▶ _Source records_
------------------------------------------------------------

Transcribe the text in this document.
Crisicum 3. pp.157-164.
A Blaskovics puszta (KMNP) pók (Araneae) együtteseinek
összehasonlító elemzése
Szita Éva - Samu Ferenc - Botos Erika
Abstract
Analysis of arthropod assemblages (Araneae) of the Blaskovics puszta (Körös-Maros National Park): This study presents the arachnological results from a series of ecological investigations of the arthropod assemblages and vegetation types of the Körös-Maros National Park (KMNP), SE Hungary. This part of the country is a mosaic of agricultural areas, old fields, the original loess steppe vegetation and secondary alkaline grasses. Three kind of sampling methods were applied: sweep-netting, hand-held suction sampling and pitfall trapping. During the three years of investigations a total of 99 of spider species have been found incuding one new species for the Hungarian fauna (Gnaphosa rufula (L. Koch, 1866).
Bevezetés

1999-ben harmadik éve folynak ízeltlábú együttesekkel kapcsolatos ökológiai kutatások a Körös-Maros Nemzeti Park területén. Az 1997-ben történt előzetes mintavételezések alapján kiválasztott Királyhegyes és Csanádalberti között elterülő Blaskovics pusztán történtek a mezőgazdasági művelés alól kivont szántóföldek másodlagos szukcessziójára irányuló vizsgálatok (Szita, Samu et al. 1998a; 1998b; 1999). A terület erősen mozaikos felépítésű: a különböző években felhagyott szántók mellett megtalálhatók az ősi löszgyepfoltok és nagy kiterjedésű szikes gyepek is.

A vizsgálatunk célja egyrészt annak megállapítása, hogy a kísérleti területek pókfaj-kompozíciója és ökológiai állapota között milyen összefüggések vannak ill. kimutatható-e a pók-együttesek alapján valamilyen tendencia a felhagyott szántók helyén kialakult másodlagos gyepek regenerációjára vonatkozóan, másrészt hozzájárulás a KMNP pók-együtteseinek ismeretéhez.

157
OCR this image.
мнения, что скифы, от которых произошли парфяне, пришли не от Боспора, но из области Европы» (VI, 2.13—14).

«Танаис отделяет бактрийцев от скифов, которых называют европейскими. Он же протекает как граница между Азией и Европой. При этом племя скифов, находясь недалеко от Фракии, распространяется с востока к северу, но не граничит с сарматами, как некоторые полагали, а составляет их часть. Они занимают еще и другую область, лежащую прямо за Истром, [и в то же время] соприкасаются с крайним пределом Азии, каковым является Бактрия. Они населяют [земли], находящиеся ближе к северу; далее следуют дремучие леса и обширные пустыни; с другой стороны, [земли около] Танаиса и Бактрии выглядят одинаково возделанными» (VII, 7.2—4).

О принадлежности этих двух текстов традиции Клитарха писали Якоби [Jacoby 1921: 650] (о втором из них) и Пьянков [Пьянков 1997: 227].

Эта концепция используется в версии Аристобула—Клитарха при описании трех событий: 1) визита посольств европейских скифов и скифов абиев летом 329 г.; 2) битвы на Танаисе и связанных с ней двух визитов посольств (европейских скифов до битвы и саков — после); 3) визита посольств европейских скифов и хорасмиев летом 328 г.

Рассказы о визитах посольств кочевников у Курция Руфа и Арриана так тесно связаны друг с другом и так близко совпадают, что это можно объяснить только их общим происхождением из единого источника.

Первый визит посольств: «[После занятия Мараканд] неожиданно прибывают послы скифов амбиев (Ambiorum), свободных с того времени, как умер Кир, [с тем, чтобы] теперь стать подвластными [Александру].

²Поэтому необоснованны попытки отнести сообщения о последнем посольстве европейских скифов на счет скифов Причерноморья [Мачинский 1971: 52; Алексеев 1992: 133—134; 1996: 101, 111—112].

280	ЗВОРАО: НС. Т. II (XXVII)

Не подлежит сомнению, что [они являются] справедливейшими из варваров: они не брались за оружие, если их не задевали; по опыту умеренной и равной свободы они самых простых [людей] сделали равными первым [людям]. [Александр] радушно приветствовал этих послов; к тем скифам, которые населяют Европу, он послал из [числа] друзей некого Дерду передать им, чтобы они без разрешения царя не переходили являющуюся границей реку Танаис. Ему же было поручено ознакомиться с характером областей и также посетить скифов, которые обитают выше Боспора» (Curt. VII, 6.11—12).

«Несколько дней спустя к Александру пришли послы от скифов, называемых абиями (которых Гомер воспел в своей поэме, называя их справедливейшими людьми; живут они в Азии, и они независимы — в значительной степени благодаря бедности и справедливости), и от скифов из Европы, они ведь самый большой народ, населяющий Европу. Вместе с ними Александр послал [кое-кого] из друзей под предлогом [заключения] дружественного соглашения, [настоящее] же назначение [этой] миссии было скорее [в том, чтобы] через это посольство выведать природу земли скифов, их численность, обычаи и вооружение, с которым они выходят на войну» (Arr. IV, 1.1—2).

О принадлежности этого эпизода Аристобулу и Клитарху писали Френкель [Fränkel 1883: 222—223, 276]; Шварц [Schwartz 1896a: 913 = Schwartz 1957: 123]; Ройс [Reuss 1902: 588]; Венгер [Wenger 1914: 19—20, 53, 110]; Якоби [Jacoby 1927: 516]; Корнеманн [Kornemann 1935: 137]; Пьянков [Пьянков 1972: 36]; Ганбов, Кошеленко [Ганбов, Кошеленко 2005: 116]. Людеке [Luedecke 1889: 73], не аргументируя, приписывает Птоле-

------------------------------------------------------------

▶ _EXERCISE DESCRIPTION_
Please reproduce every line of the material word for word.

▶ _TASK RESPONSE_
Transcribe the text in this document.
Crisicum 3. pp.157-164.
A Blaskovics puszta (KMNP) pók (Araneae) együtteseinek
összehasonlító elemzése
Szita Éva - Samu Ferenc - Botos Erika
Abstract
Analysis of arthropod assemblages (Araneae) of the Blaskovics puszta (Körös-Maros National Park): This study presents the arachnological results from a series of ecological investigations of the arthropod assemblages and vegetation types of the Körös-Maros National Park (KMNP), SE Hungary. This part of the country is a mosaic of agricultural areas, old fields, the original loess steppe vegetation and secondary alkaline grasses. Three kind of sampling methods were applied: sweep-netting, hand-held suction sampling and pitfall trapping. During the three years of investigations a total of 99 of spider species have been found incuding one new species for the Hungarian fauna (Gnaphosa rufula (L. Koch, 1866).
Bevezetés

1999-ben harmadik éve folynak ízeltlábú együttesekkel kapcsolatos ökológiai kutatások a Körös-Maros Nemzeti Park területén. Az 1997-ben történt előzetes mintavételezések alapján kiválasztott Királyhegyes és Csanádalberti között elterülő Blaskovics pusztán történtek a mezőgazdasági művelés alól kivont szántóföldek másodlagos szukcessziójára irányuló vizsgálatok (Szita, Samu et al. 1998a; 1998b; 1999). A terület erősen mozaikos felépítésű: a különböző években felhagyott szántók mellett megtalálhatók az ősi löszgyepfoltok és nagy kiterjedésű szikes gyepek is.

A vizsgálatunk célja egyrészt annak megállapítása, hogy a kísérleti területek pókfaj-kompozíciója és ökológiai állapota között milyen összefüggések vannak ill. kimutatható-e a pók-együttesek alapján valamilyen tendencia a felhagyott szántók helyén kialakult másodlagos gyepek regenerációjára vonatkozóan, másrészt hozzájárulás a KMNP pók-együtteseinek ismeretéhez.

157
OCR this image.
мнения, что скифы, от которых произошли парфяне, пришли не от Боспора, но из области Европы» (VI, 2.13—14).

«Танаис отделяет бактрийцев от скифов, которых называют европейскими. Он же протекает как граница между Азией и Европой. При этом племя скифов, находясь недалеко от Фракии, распространяется с востока к северу, но не граничит с сарматами, как некоторые полагали, а составляет их часть. Они занимают еще и другую область, лежащую прямо за Истром, [и в то же время] соприкасаются с крайним пределом Азии, каковым является Бактрия. Они населяют [земли], находящиеся ближе к северу; далее следуют дремучие леса и обширные пустыни; с другой стороны, [земли около] Танаиса и Бактрии выглядят одинаково возделанными» (VII, 7.2—4).

О принадлежности этих двух текстов традиции Клитарха писали Якоби [Jacoby 1921: 650] (о втором из них) и Пьянков [Пьянков 1997: 227].

Эта концепция используется в версии Аристобула—Клитарха при описании трех событий: 1) визита посольств европейских скифов и скифов абиев летом 329 г.; 2) битвы на Танаисе и связанных с ней двух визитов посольств (европейских скифов до битвы и саков — после); 3) визита посольств европейских скифов и хорасмиев летом 328 г.

Рассказы о визитах посольств кочевников у Курция Руфа и Арриана так тесно связаны друг с другом и так близко совпадают, что это можно объяснить только их общим происхождением из единого источника.

Первый визит посольств: «[После занятия Мараканд] неожиданно прибывают послы скифов амбиев (Ambiorum), свободных с того времени, как умер Кир, [с тем, чтобы] теперь стать подвластными [Александру].

²Поэтому необоснованны попытки отнести сообщения о последнем посольстве европейских скифов на счет скифов Причерноморья [Мачинский 1971: 52; Алексеев 1992: 133—134; 1996: 101, 111—112].

280	ЗВОРАО: НС. Т. II (XXVII)

Не подлежит сомнению, что [они являются] справедливейшими из варваров: они не брались за оружие, если их не задевали; по опыту умеренной и равной свободы они самых простых [людей] сделали равными первым [людям]. [Александр] радушно приветствовал этих послов; к тем скифам, которые населяют Европу, он послал из [числа] друзей некого Дерду передать им, чтобы они без разрешения царя не переходили являющуюся границей реку Танаис. Ему же было поручено ознакомиться с характером областей и также посетить скифов, которые обитают выше Боспора» (Curt. VII, 6.11—12).

«Несколько дней спустя к Александру пришли послы от скифов, называемых абиями (которых Гомер воспел в своей поэме, называя их справедливейшими людьми; живут они в Азии, и они независимы — в значительной степени благодаря бедности и справедливости), и от скифов из Европы, они ведь самый большой народ, населяющий Европу. Вместе с ними Александр послал [кое-кого] из друзей под предлогом [заключения] дружественного соглашения, [настоящее] же назначение [этой] миссии было скорее [в том, чтобы] через это посольство выведать природу земли скифов, их численность, обычаи и вооружение, с которым они выходят на войну» (Arr. IV, 1.1—2).

О принадлежности этого эпизода Аристобулу и Клитарху писали Френкель [Fränkel 1883: 222—223, 276]; Шварц [Schwartz 1896a: 913 = Schwartz 1957: 123]; Ройс [Reuss 1902: 588]; Венгер [Wenger 1914: 19—20, 53, 110]; Якоби [Jacoby 1927: 516]; Корнеманн [Kornemann 1935: 137]; Пьянков [Пьянков 1972: 36]; Ганбов, Кошеленко [Ганбов, Кошеленко 2005: 116]. Людеке [Luedecke 1889: 73], не аргументируя, приписывает Птоле-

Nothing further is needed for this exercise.